• [EXTRACTED DATA]:
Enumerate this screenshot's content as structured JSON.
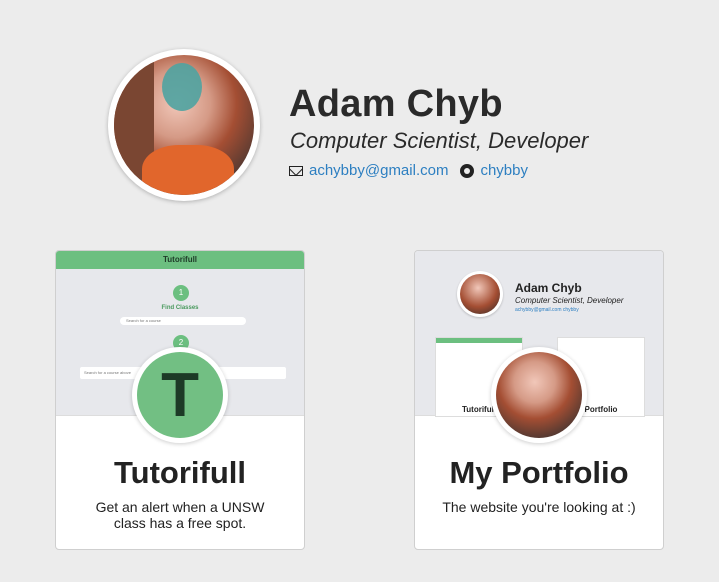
{
  "profile": {
    "name": "Adam Chyb",
    "subtitle": "Computer Scientist, Developer",
    "email": "achybby@gmail.com",
    "github": "chybby"
  },
  "cards": [
    {
      "title": "Tutorifull",
      "description": "Get an alert when a UNSW class has a free spot.",
      "badge_letter": "T",
      "preview": {
        "bar_title": "Tutorifull",
        "step1": "1",
        "step1_label": "Find Classes",
        "search_placeholder": "Search for a course",
        "step2": "2",
        "search_placeholder2": "Search for a course above"
      }
    },
    {
      "title": "My Portfolio",
      "description": "The website you're looking at :)",
      "preview": {
        "name": "Adam Chyb",
        "subtitle": "Computer Scientist, Developer",
        "contacts": "achybby@gmail.com  chybby",
        "mini1": "Tutorifull",
        "mini2": "Portfolio"
      }
    }
  ],
  "colors": {
    "background": "#ececec",
    "accent_green": "#72bf83",
    "link": "#2d7fc1"
  }
}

• [YOUR GOAL]: Write the listing out a second time exactly, dropping all images.

• [EXERCISE RESULT]:
Enumerate this screenshot's content as structured JSON.
{
  "profile": {
    "name": "Adam Chyb",
    "subtitle": "Computer Scientist, Developer",
    "email": "achybby@gmail.com",
    "github": "chybby"
  },
  "cards": [
    {
      "title": "Tutorifull",
      "description": "Get an alert when a UNSW class has a free spot.",
      "badge_letter": "T",
      "preview": {
        "bar_title": "Tutorifull",
        "step1": "1",
        "step1_label": "Find Classes",
        "search_placeholder": "Search for a course",
        "step2": "2",
        "search_placeholder2": "Search for a course above"
      }
    },
    {
      "title": "My Portfolio",
      "description": "The website you're looking at :)",
      "preview": {
        "name": "Adam Chyb",
        "subtitle": "Computer Scientist, Developer",
        "contacts": "achybby@gmail.com  chybby",
        "mini1": "Tutorifull",
        "mini2": "Portfolio"
      }
    }
  ],
  "colors": {
    "background": "#ececec",
    "accent_green": "#72bf83",
    "link": "#2d7fc1"
  }
}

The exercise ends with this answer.